Find the word "Properties" in the records below. List each line containing it.

----

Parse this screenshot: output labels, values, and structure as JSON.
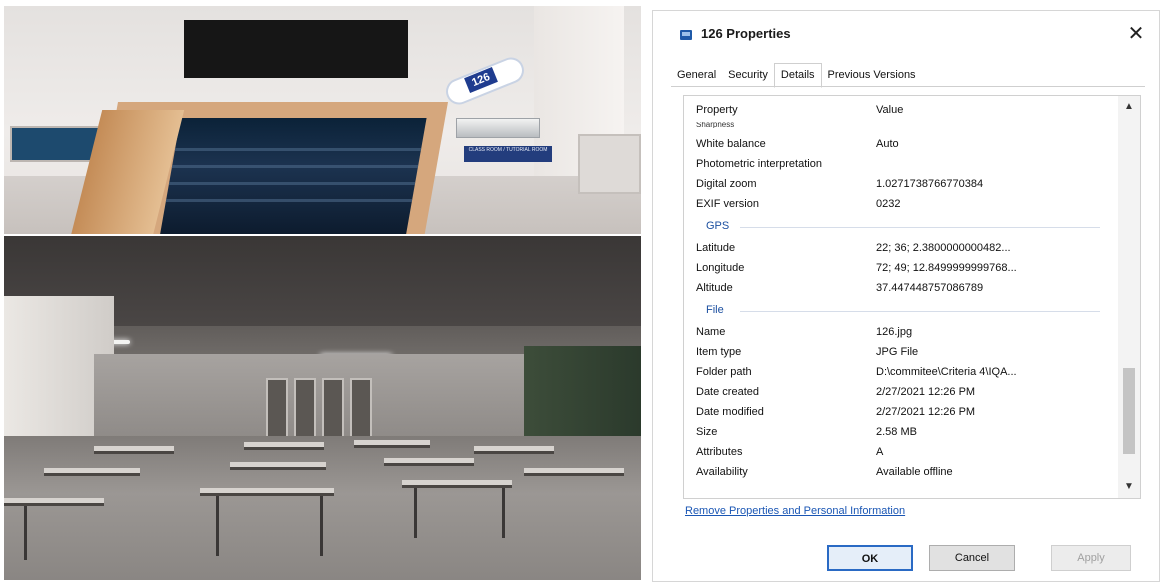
{
  "photos": {
    "room_sign_number": "126",
    "door_plate_text": "CLASS ROOM / TUTORIAL ROOM"
  },
  "dialog": {
    "title": "126 Properties",
    "close_label": "✕",
    "tabs": [
      {
        "label": "General"
      },
      {
        "label": "Security"
      },
      {
        "label": "Details"
      },
      {
        "label": "Previous Versions"
      }
    ],
    "active_tab": "Details",
    "columns": {
      "property": "Property",
      "value": "Value"
    },
    "clipped_row": "Sharpness",
    "rows_camera": [
      {
        "k": "White balance",
        "v": "Auto"
      },
      {
        "k": "Photometric interpretation",
        "v": ""
      },
      {
        "k": "Digital zoom",
        "v": "1.0271738766770384"
      },
      {
        "k": "EXIF version",
        "v": "0232"
      }
    ],
    "group_gps": "GPS",
    "rows_gps": [
      {
        "k": "Latitude",
        "v": "22; 36; 2.3800000000482..."
      },
      {
        "k": "Longitude",
        "v": "72; 49; 12.8499999999768..."
      },
      {
        "k": "Altitude",
        "v": "37.447448757086789"
      }
    ],
    "group_file": "File",
    "rows_file": [
      {
        "k": "Name",
        "v": "126.jpg"
      },
      {
        "k": "Item type",
        "v": "JPG File"
      },
      {
        "k": "Folder path",
        "v": "D:\\commitee\\Criteria 4\\IQA..."
      },
      {
        "k": "Date created",
        "v": "2/27/2021 12:26 PM"
      },
      {
        "k": "Date modified",
        "v": "2/27/2021 12:26 PM"
      },
      {
        "k": "Size",
        "v": "2.58 MB"
      },
      {
        "k": "Attributes",
        "v": "A"
      },
      {
        "k": "Availability",
        "v": "Available offline"
      }
    ],
    "remove_link": "Remove Properties and Personal Information",
    "buttons": {
      "ok": "OK",
      "cancel": "Cancel",
      "apply": "Apply"
    }
  }
}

----

## Worked answer
    "title": "126 Properties",
    "remove_link": "Remove Properties and Personal Information",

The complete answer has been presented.